[Written instruction]:
Write out each line of the listing as it stands, without the images.

[Entries taken from a collection]:

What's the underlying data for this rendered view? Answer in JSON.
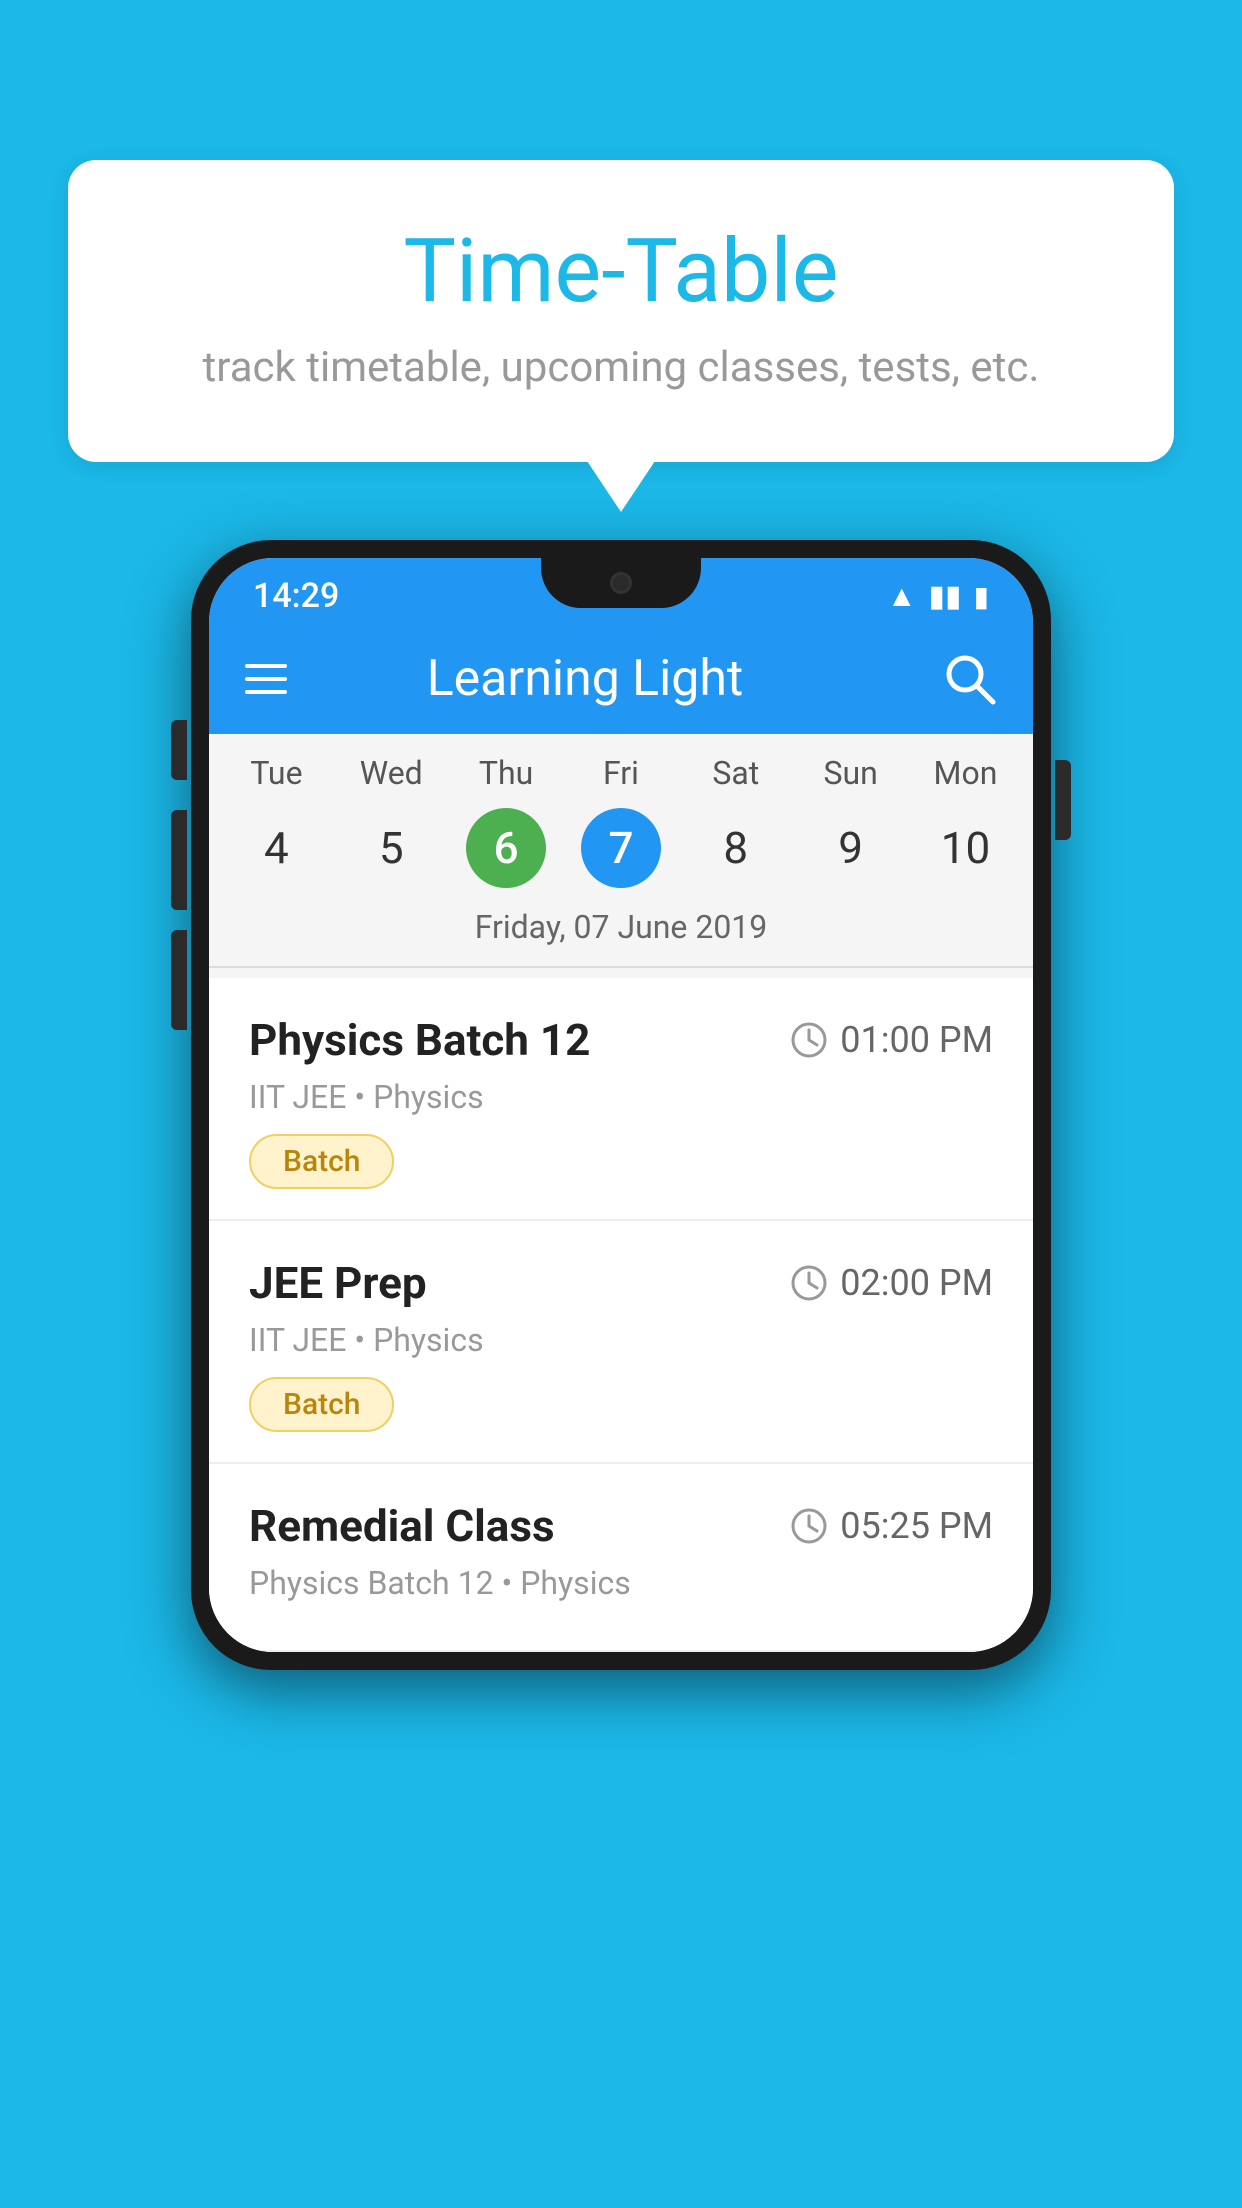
{
  "background_color": "#1BB8E8",
  "speech_bubble": {
    "title": "Time-Table",
    "subtitle": "track timetable, upcoming classes, tests, etc."
  },
  "phone": {
    "status_bar": {
      "time": "14:29",
      "icons": [
        "wifi",
        "signal",
        "battery"
      ]
    },
    "app_bar": {
      "title": "Learning Light",
      "menu_icon_label": "menu",
      "search_icon_label": "search"
    },
    "calendar": {
      "days": [
        {
          "label": "Tue",
          "num": "4",
          "state": "normal"
        },
        {
          "label": "Wed",
          "num": "5",
          "state": "normal"
        },
        {
          "label": "Thu",
          "num": "6",
          "state": "today"
        },
        {
          "label": "Fri",
          "num": "7",
          "state": "selected"
        },
        {
          "label": "Sat",
          "num": "8",
          "state": "normal"
        },
        {
          "label": "Sun",
          "num": "9",
          "state": "normal"
        },
        {
          "label": "Mon",
          "num": "10",
          "state": "normal"
        }
      ],
      "selected_date_label": "Friday, 07 June 2019"
    },
    "schedule": [
      {
        "title": "Physics Batch 12",
        "time": "01:00 PM",
        "meta": "IIT JEE • Physics",
        "badge": "Batch"
      },
      {
        "title": "JEE Prep",
        "time": "02:00 PM",
        "meta": "IIT JEE • Physics",
        "badge": "Batch"
      },
      {
        "title": "Remedial Class",
        "time": "05:25 PM",
        "meta": "Physics Batch 12 • Physics",
        "badge": null
      }
    ]
  }
}
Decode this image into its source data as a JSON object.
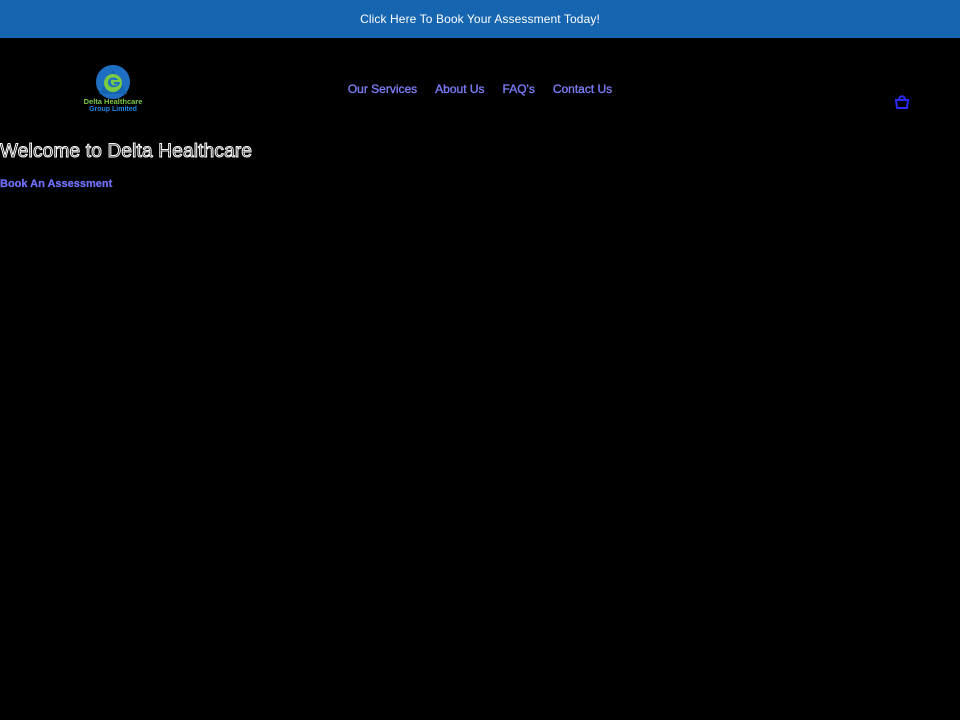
{
  "announcement": {
    "text": "Click Here To Book Your Assessment Today!",
    "background": "#1565b0"
  },
  "header": {
    "logo": {
      "line1": "Delta Healthcare",
      "line2": "Group Limited",
      "icon": "delta-healthcare-logo-icon"
    },
    "nav": [
      {
        "label": "Our Services"
      },
      {
        "label": "About Us"
      },
      {
        "label": "FAQ's"
      },
      {
        "label": "Contact Us"
      }
    ],
    "cart_icon": "shopping-bag-icon"
  },
  "hero": {
    "title": "Welcome to Delta Healthcare",
    "cta": "Book An Assessment"
  },
  "colors": {
    "page_background": "#000000",
    "link": "#6a6aff",
    "logo_green": "#7ac943",
    "logo_blue": "#1e88e5"
  }
}
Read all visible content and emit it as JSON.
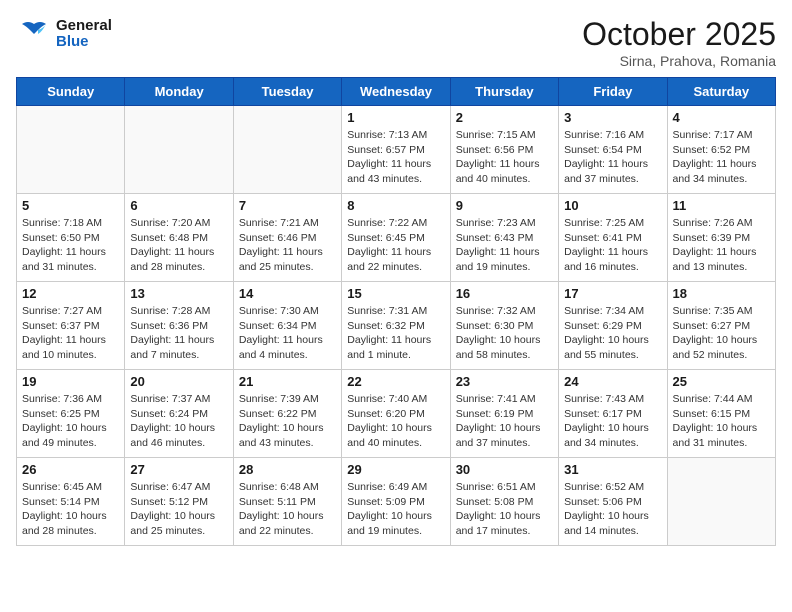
{
  "header": {
    "logo_line1": "General",
    "logo_line2": "Blue",
    "title": "October 2025",
    "subtitle": "Sirna, Prahova, Romania"
  },
  "weekdays": [
    "Sunday",
    "Monday",
    "Tuesday",
    "Wednesday",
    "Thursday",
    "Friday",
    "Saturday"
  ],
  "weeks": [
    [
      {
        "day": "",
        "info": ""
      },
      {
        "day": "",
        "info": ""
      },
      {
        "day": "",
        "info": ""
      },
      {
        "day": "1",
        "info": "Sunrise: 7:13 AM\nSunset: 6:57 PM\nDaylight: 11 hours and 43 minutes."
      },
      {
        "day": "2",
        "info": "Sunrise: 7:15 AM\nSunset: 6:56 PM\nDaylight: 11 hours and 40 minutes."
      },
      {
        "day": "3",
        "info": "Sunrise: 7:16 AM\nSunset: 6:54 PM\nDaylight: 11 hours and 37 minutes."
      },
      {
        "day": "4",
        "info": "Sunrise: 7:17 AM\nSunset: 6:52 PM\nDaylight: 11 hours and 34 minutes."
      }
    ],
    [
      {
        "day": "5",
        "info": "Sunrise: 7:18 AM\nSunset: 6:50 PM\nDaylight: 11 hours and 31 minutes."
      },
      {
        "day": "6",
        "info": "Sunrise: 7:20 AM\nSunset: 6:48 PM\nDaylight: 11 hours and 28 minutes."
      },
      {
        "day": "7",
        "info": "Sunrise: 7:21 AM\nSunset: 6:46 PM\nDaylight: 11 hours and 25 minutes."
      },
      {
        "day": "8",
        "info": "Sunrise: 7:22 AM\nSunset: 6:45 PM\nDaylight: 11 hours and 22 minutes."
      },
      {
        "day": "9",
        "info": "Sunrise: 7:23 AM\nSunset: 6:43 PM\nDaylight: 11 hours and 19 minutes."
      },
      {
        "day": "10",
        "info": "Sunrise: 7:25 AM\nSunset: 6:41 PM\nDaylight: 11 hours and 16 minutes."
      },
      {
        "day": "11",
        "info": "Sunrise: 7:26 AM\nSunset: 6:39 PM\nDaylight: 11 hours and 13 minutes."
      }
    ],
    [
      {
        "day": "12",
        "info": "Sunrise: 7:27 AM\nSunset: 6:37 PM\nDaylight: 11 hours and 10 minutes."
      },
      {
        "day": "13",
        "info": "Sunrise: 7:28 AM\nSunset: 6:36 PM\nDaylight: 11 hours and 7 minutes."
      },
      {
        "day": "14",
        "info": "Sunrise: 7:30 AM\nSunset: 6:34 PM\nDaylight: 11 hours and 4 minutes."
      },
      {
        "day": "15",
        "info": "Sunrise: 7:31 AM\nSunset: 6:32 PM\nDaylight: 11 hours and 1 minute."
      },
      {
        "day": "16",
        "info": "Sunrise: 7:32 AM\nSunset: 6:30 PM\nDaylight: 10 hours and 58 minutes."
      },
      {
        "day": "17",
        "info": "Sunrise: 7:34 AM\nSunset: 6:29 PM\nDaylight: 10 hours and 55 minutes."
      },
      {
        "day": "18",
        "info": "Sunrise: 7:35 AM\nSunset: 6:27 PM\nDaylight: 10 hours and 52 minutes."
      }
    ],
    [
      {
        "day": "19",
        "info": "Sunrise: 7:36 AM\nSunset: 6:25 PM\nDaylight: 10 hours and 49 minutes."
      },
      {
        "day": "20",
        "info": "Sunrise: 7:37 AM\nSunset: 6:24 PM\nDaylight: 10 hours and 46 minutes."
      },
      {
        "day": "21",
        "info": "Sunrise: 7:39 AM\nSunset: 6:22 PM\nDaylight: 10 hours and 43 minutes."
      },
      {
        "day": "22",
        "info": "Sunrise: 7:40 AM\nSunset: 6:20 PM\nDaylight: 10 hours and 40 minutes."
      },
      {
        "day": "23",
        "info": "Sunrise: 7:41 AM\nSunset: 6:19 PM\nDaylight: 10 hours and 37 minutes."
      },
      {
        "day": "24",
        "info": "Sunrise: 7:43 AM\nSunset: 6:17 PM\nDaylight: 10 hours and 34 minutes."
      },
      {
        "day": "25",
        "info": "Sunrise: 7:44 AM\nSunset: 6:15 PM\nDaylight: 10 hours and 31 minutes."
      }
    ],
    [
      {
        "day": "26",
        "info": "Sunrise: 6:45 AM\nSunset: 5:14 PM\nDaylight: 10 hours and 28 minutes."
      },
      {
        "day": "27",
        "info": "Sunrise: 6:47 AM\nSunset: 5:12 PM\nDaylight: 10 hours and 25 minutes."
      },
      {
        "day": "28",
        "info": "Sunrise: 6:48 AM\nSunset: 5:11 PM\nDaylight: 10 hours and 22 minutes."
      },
      {
        "day": "29",
        "info": "Sunrise: 6:49 AM\nSunset: 5:09 PM\nDaylight: 10 hours and 19 minutes."
      },
      {
        "day": "30",
        "info": "Sunrise: 6:51 AM\nSunset: 5:08 PM\nDaylight: 10 hours and 17 minutes."
      },
      {
        "day": "31",
        "info": "Sunrise: 6:52 AM\nSunset: 5:06 PM\nDaylight: 10 hours and 14 minutes."
      },
      {
        "day": "",
        "info": ""
      }
    ]
  ]
}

[Output of the task]:
What's the underlying data for this rendered view? Answer in JSON.
{
  "background_color": "#1BB8E8",
  "speech_bubble": {
    "title": "Time-Table",
    "subtitle": "track timetable, upcoming classes, tests, etc."
  },
  "phone": {
    "status_bar": {
      "time": "14:29",
      "icons": [
        "wifi",
        "signal",
        "battery"
      ]
    },
    "app_bar": {
      "title": "Learning Light",
      "menu_icon_label": "menu",
      "search_icon_label": "search"
    },
    "calendar": {
      "days": [
        {
          "label": "Tue",
          "num": "4",
          "state": "normal"
        },
        {
          "label": "Wed",
          "num": "5",
          "state": "normal"
        },
        {
          "label": "Thu",
          "num": "6",
          "state": "today"
        },
        {
          "label": "Fri",
          "num": "7",
          "state": "selected"
        },
        {
          "label": "Sat",
          "num": "8",
          "state": "normal"
        },
        {
          "label": "Sun",
          "num": "9",
          "state": "normal"
        },
        {
          "label": "Mon",
          "num": "10",
          "state": "normal"
        }
      ],
      "selected_date_label": "Friday, 07 June 2019"
    },
    "schedule": [
      {
        "title": "Physics Batch 12",
        "time": "01:00 PM",
        "meta": "IIT JEE • Physics",
        "badge": "Batch"
      },
      {
        "title": "JEE Prep",
        "time": "02:00 PM",
        "meta": "IIT JEE • Physics",
        "badge": "Batch"
      },
      {
        "title": "Remedial Class",
        "time": "05:25 PM",
        "meta": "Physics Batch 12 • Physics",
        "badge": null
      }
    ]
  }
}
Decode this image into its source data as a JSON object.
{
  "announcement": {
    "text": "Click Here To Book Your Assessment Today!",
    "background": "#1565b0"
  },
  "header": {
    "logo": {
      "line1": "Delta Healthcare",
      "line2": "Group Limited",
      "icon": "delta-healthcare-logo-icon"
    },
    "nav": [
      {
        "label": "Our Services"
      },
      {
        "label": "About Us"
      },
      {
        "label": "FAQ's"
      },
      {
        "label": "Contact Us"
      }
    ],
    "cart_icon": "shopping-bag-icon"
  },
  "hero": {
    "title": "Welcome to Delta Healthcare",
    "cta": "Book An Assessment"
  },
  "colors": {
    "page_background": "#000000",
    "link": "#6a6aff",
    "logo_green": "#7ac943",
    "logo_blue": "#1e88e5"
  }
}
Read all visible content and emit it as JSON.
{
  "header": {
    "logo_line1": "General",
    "logo_line2": "Blue",
    "title": "October 2025",
    "subtitle": "Sirna, Prahova, Romania"
  },
  "weekdays": [
    "Sunday",
    "Monday",
    "Tuesday",
    "Wednesday",
    "Thursday",
    "Friday",
    "Saturday"
  ],
  "weeks": [
    [
      {
        "day": "",
        "info": ""
      },
      {
        "day": "",
        "info": ""
      },
      {
        "day": "",
        "info": ""
      },
      {
        "day": "1",
        "info": "Sunrise: 7:13 AM\nSunset: 6:57 PM\nDaylight: 11 hours and 43 minutes."
      },
      {
        "day": "2",
        "info": "Sunrise: 7:15 AM\nSunset: 6:56 PM\nDaylight: 11 hours and 40 minutes."
      },
      {
        "day": "3",
        "info": "Sunrise: 7:16 AM\nSunset: 6:54 PM\nDaylight: 11 hours and 37 minutes."
      },
      {
        "day": "4",
        "info": "Sunrise: 7:17 AM\nSunset: 6:52 PM\nDaylight: 11 hours and 34 minutes."
      }
    ],
    [
      {
        "day": "5",
        "info": "Sunrise: 7:18 AM\nSunset: 6:50 PM\nDaylight: 11 hours and 31 minutes."
      },
      {
        "day": "6",
        "info": "Sunrise: 7:20 AM\nSunset: 6:48 PM\nDaylight: 11 hours and 28 minutes."
      },
      {
        "day": "7",
        "info": "Sunrise: 7:21 AM\nSunset: 6:46 PM\nDaylight: 11 hours and 25 minutes."
      },
      {
        "day": "8",
        "info": "Sunrise: 7:22 AM\nSunset: 6:45 PM\nDaylight: 11 hours and 22 minutes."
      },
      {
        "day": "9",
        "info": "Sunrise: 7:23 AM\nSunset: 6:43 PM\nDaylight: 11 hours and 19 minutes."
      },
      {
        "day": "10",
        "info": "Sunrise: 7:25 AM\nSunset: 6:41 PM\nDaylight: 11 hours and 16 minutes."
      },
      {
        "day": "11",
        "info": "Sunrise: 7:26 AM\nSunset: 6:39 PM\nDaylight: 11 hours and 13 minutes."
      }
    ],
    [
      {
        "day": "12",
        "info": "Sunrise: 7:27 AM\nSunset: 6:37 PM\nDaylight: 11 hours and 10 minutes."
      },
      {
        "day": "13",
        "info": "Sunrise: 7:28 AM\nSunset: 6:36 PM\nDaylight: 11 hours and 7 minutes."
      },
      {
        "day": "14",
        "info": "Sunrise: 7:30 AM\nSunset: 6:34 PM\nDaylight: 11 hours and 4 minutes."
      },
      {
        "day": "15",
        "info": "Sunrise: 7:31 AM\nSunset: 6:32 PM\nDaylight: 11 hours and 1 minute."
      },
      {
        "day": "16",
        "info": "Sunrise: 7:32 AM\nSunset: 6:30 PM\nDaylight: 10 hours and 58 minutes."
      },
      {
        "day": "17",
        "info": "Sunrise: 7:34 AM\nSunset: 6:29 PM\nDaylight: 10 hours and 55 minutes."
      },
      {
        "day": "18",
        "info": "Sunrise: 7:35 AM\nSunset: 6:27 PM\nDaylight: 10 hours and 52 minutes."
      }
    ],
    [
      {
        "day": "19",
        "info": "Sunrise: 7:36 AM\nSunset: 6:25 PM\nDaylight: 10 hours and 49 minutes."
      },
      {
        "day": "20",
        "info": "Sunrise: 7:37 AM\nSunset: 6:24 PM\nDaylight: 10 hours and 46 minutes."
      },
      {
        "day": "21",
        "info": "Sunrise: 7:39 AM\nSunset: 6:22 PM\nDaylight: 10 hours and 43 minutes."
      },
      {
        "day": "22",
        "info": "Sunrise: 7:40 AM\nSunset: 6:20 PM\nDaylight: 10 hours and 40 minutes."
      },
      {
        "day": "23",
        "info": "Sunrise: 7:41 AM\nSunset: 6:19 PM\nDaylight: 10 hours and 37 minutes."
      },
      {
        "day": "24",
        "info": "Sunrise: 7:43 AM\nSunset: 6:17 PM\nDaylight: 10 hours and 34 minutes."
      },
      {
        "day": "25",
        "info": "Sunrise: 7:44 AM\nSunset: 6:15 PM\nDaylight: 10 hours and 31 minutes."
      }
    ],
    [
      {
        "day": "26",
        "info": "Sunrise: 6:45 AM\nSunset: 5:14 PM\nDaylight: 10 hours and 28 minutes."
      },
      {
        "day": "27",
        "info": "Sunrise: 6:47 AM\nSunset: 5:12 PM\nDaylight: 10 hours and 25 minutes."
      },
      {
        "day": "28",
        "info": "Sunrise: 6:48 AM\nSunset: 5:11 PM\nDaylight: 10 hours and 22 minutes."
      },
      {
        "day": "29",
        "info": "Sunrise: 6:49 AM\nSunset: 5:09 PM\nDaylight: 10 hours and 19 minutes."
      },
      {
        "day": "30",
        "info": "Sunrise: 6:51 AM\nSunset: 5:08 PM\nDaylight: 10 hours and 17 minutes."
      },
      {
        "day": "31",
        "info": "Sunrise: 6:52 AM\nSunset: 5:06 PM\nDaylight: 10 hours and 14 minutes."
      },
      {
        "day": "",
        "info": ""
      }
    ]
  ]
}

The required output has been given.